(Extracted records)

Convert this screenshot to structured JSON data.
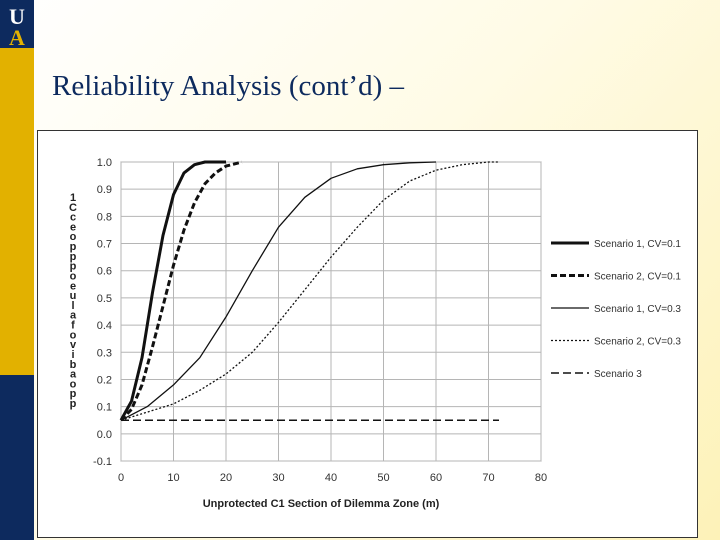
{
  "slide": {
    "title": "Reliability Analysis (cont’d) –",
    "logo_letters": [
      "U",
      "A"
    ]
  },
  "colors": {
    "navy": "#0d2a5e",
    "gold": "#e2b100"
  },
  "chart_data": {
    "type": "line",
    "xlabel": "Unprotected C1 Section of Dilemma Zone (m)",
    "ylabel_chars": [
      "1",
      "C",
      "c",
      "e",
      "o",
      "p",
      "p",
      "p",
      "o",
      "e",
      "u",
      "l",
      "a",
      "f",
      "o",
      "v",
      "i",
      "b",
      "a",
      "o",
      "p",
      "p"
    ],
    "xlim": [
      0,
      80
    ],
    "ylim": [
      -0.1,
      1.0
    ],
    "xticks": [
      "0",
      "10",
      "20",
      "30",
      "40",
      "50",
      "60",
      "70",
      "80"
    ],
    "yticks": [
      "1.0",
      "0.9",
      "0.8",
      "0.7",
      "0.6",
      "0.5",
      "0.4",
      "0.3",
      "0.2",
      "0.1",
      "0.0",
      "-0.1"
    ],
    "grid": true,
    "legend_position": "right",
    "series": [
      {
        "name": "Scenario 1, CV=0.1",
        "style": "thick-solid",
        "x": [
          0,
          2,
          4,
          6,
          8,
          10,
          12,
          14,
          16,
          18,
          20
        ],
        "y": [
          0.05,
          0.12,
          0.28,
          0.52,
          0.73,
          0.88,
          0.96,
          0.99,
          1.0,
          1.0,
          1.0
        ]
      },
      {
        "name": "Scenario 2, CV=0.1",
        "style": "thick-dashed",
        "x": [
          0,
          2,
          4,
          6,
          8,
          10,
          12,
          14,
          16,
          18,
          20,
          22,
          23
        ],
        "y": [
          0.05,
          0.09,
          0.18,
          0.32,
          0.47,
          0.62,
          0.75,
          0.85,
          0.92,
          0.96,
          0.985,
          0.995,
          1.0
        ]
      },
      {
        "name": "Scenario 1, CV=0.3",
        "style": "thin-solid",
        "x": [
          0,
          5,
          10,
          15,
          20,
          25,
          30,
          35,
          40,
          45,
          50,
          55,
          60
        ],
        "y": [
          0.05,
          0.1,
          0.18,
          0.28,
          0.43,
          0.6,
          0.76,
          0.87,
          0.94,
          0.975,
          0.99,
          0.997,
          1.0
        ]
      },
      {
        "name": "Scenario 2, CV=0.3",
        "style": "thin-dotted",
        "x": [
          0,
          5,
          10,
          15,
          20,
          25,
          30,
          35,
          40,
          45,
          50,
          55,
          60,
          65,
          70,
          72
        ],
        "y": [
          0.05,
          0.08,
          0.11,
          0.16,
          0.22,
          0.3,
          0.41,
          0.53,
          0.65,
          0.76,
          0.86,
          0.93,
          0.97,
          0.99,
          1.0,
          1.0
        ]
      },
      {
        "name": "Scenario 3",
        "style": "long-dashed",
        "x": [
          0,
          72
        ],
        "y": [
          0.05,
          0.05
        ]
      }
    ]
  }
}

**EXERCISE DESCRIPTION:** Which lines hold the word "Scenario"? Show each one.

**ANSWER:**
        "name": "Scenario 1, CV=0.1",
        "name": "Scenario 2, CV=0.1",
        "name": "Scenario 1, CV=0.3",
        "name": "Scenario 2, CV=0.3",
        "name": "Scenario 3",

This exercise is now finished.